** Exercise description **
In the abstract below on the molecular genetics of Alzheimer disease, which gene is linked to late onset AD?

** Passage **

Molecular genetics of Alzheimer disease.

Abstract:

:Epidemiological and individual case studies indicate that genetic factors play a significant role in the genesis of Alzheimer Disease (AD). To date, molecular genetic studies in families multiply affected with AD have identified three genes (Presenilin 1-PS1, Presenilin 2-PS2, and beta-amyloid precursor protein--betaAPP) associated with highly penetrant early onset AD, and one gene (Apolipoprotein E) associated with late onset AD. A fifth potential AD susceptibility locus has been mapped to a broad region of chromosome 12, but the responsible gene defect has not yet been identified. Case-control studies comparing the frequency of alleles in numerous other candidate genes have identified a number of additional potential AD genes. However, methodological difficulties and conflicting results in follow-up studies, make it unclear whether allelic variations in these genes are truly pathogenic. Nevertheless, analysis of the biochemical effects of mutations in PS1, PS2, betaAPP at least, suggest a common biochemical effect-namely disturbances in the processing of betaAPP protein. In addition to utility in defining potential therapeutic targets, in some circumstances these genes can also potentially be used as adjunctives in clinical presymptomatic, symptomatic or pharmacogenomic diagnosis.

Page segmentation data
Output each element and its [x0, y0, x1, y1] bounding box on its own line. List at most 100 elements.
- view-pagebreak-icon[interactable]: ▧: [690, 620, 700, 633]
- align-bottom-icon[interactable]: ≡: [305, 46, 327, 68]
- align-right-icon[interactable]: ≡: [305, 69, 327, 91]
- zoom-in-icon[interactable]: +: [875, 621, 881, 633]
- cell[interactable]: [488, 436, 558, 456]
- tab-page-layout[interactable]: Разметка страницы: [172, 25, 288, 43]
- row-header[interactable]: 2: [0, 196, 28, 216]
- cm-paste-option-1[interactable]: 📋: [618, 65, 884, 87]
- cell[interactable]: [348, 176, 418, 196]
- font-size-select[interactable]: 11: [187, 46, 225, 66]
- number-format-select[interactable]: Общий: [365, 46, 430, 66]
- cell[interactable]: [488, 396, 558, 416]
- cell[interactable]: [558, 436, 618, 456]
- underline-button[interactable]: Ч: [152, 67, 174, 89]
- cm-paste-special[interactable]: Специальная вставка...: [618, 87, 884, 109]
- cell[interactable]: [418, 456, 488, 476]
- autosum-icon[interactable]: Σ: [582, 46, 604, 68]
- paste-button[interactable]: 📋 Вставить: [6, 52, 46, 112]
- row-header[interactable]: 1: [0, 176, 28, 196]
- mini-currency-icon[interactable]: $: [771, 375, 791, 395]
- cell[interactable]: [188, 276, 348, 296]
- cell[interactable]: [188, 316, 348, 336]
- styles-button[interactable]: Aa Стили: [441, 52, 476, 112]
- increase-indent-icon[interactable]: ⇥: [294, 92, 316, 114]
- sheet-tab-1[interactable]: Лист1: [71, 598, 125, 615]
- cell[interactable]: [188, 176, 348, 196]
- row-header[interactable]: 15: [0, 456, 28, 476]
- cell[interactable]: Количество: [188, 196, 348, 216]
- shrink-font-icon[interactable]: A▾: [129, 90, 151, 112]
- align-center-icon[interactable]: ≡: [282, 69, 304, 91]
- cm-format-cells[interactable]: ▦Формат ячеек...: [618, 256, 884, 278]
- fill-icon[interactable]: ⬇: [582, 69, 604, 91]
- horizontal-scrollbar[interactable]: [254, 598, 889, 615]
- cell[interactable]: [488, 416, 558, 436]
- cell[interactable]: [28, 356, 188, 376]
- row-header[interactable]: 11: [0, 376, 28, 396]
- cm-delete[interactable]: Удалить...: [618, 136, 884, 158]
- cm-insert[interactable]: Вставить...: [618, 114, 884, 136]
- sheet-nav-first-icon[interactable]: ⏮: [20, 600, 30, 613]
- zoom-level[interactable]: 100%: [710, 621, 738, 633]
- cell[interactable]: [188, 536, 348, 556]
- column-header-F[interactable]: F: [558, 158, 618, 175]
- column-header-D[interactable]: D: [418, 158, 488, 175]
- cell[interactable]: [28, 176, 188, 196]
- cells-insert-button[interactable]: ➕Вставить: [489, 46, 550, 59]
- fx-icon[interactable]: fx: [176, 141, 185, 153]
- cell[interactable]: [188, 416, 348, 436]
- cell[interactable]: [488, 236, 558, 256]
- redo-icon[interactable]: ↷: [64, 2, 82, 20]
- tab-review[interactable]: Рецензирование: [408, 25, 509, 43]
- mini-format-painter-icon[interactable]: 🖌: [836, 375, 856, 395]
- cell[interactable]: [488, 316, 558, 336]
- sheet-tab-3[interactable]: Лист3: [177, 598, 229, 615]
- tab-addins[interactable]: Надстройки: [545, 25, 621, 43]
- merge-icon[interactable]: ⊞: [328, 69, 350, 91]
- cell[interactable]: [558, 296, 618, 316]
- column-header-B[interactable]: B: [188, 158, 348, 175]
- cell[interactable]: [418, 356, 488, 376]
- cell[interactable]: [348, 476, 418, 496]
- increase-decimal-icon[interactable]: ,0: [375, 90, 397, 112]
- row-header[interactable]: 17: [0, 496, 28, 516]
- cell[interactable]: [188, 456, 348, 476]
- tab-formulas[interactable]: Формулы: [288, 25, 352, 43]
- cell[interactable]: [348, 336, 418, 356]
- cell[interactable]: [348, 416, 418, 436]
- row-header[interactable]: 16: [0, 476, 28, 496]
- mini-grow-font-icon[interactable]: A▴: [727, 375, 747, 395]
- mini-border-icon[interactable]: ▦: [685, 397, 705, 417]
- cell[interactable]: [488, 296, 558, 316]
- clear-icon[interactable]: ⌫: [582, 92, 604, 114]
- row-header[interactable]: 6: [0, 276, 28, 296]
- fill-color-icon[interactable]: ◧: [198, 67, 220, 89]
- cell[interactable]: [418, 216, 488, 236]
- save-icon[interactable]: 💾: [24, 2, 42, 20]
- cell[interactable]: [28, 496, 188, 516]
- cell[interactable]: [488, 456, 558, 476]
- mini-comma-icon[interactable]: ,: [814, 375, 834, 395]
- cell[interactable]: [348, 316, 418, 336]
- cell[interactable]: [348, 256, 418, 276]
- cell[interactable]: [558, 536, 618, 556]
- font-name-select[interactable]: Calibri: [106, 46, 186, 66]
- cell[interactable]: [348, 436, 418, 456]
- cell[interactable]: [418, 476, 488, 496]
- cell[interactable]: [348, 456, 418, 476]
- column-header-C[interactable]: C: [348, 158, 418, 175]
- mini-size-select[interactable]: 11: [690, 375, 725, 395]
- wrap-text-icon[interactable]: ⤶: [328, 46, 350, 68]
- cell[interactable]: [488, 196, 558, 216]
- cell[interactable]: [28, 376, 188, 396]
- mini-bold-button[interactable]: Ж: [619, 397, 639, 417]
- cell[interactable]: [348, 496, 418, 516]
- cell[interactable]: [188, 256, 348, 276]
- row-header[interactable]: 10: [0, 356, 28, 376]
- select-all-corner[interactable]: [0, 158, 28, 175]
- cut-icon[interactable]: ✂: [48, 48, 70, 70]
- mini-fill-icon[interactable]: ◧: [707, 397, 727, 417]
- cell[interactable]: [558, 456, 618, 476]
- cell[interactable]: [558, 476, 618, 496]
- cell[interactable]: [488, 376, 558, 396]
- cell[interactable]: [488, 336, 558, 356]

** Result of the exercise **
Apolipoprotein E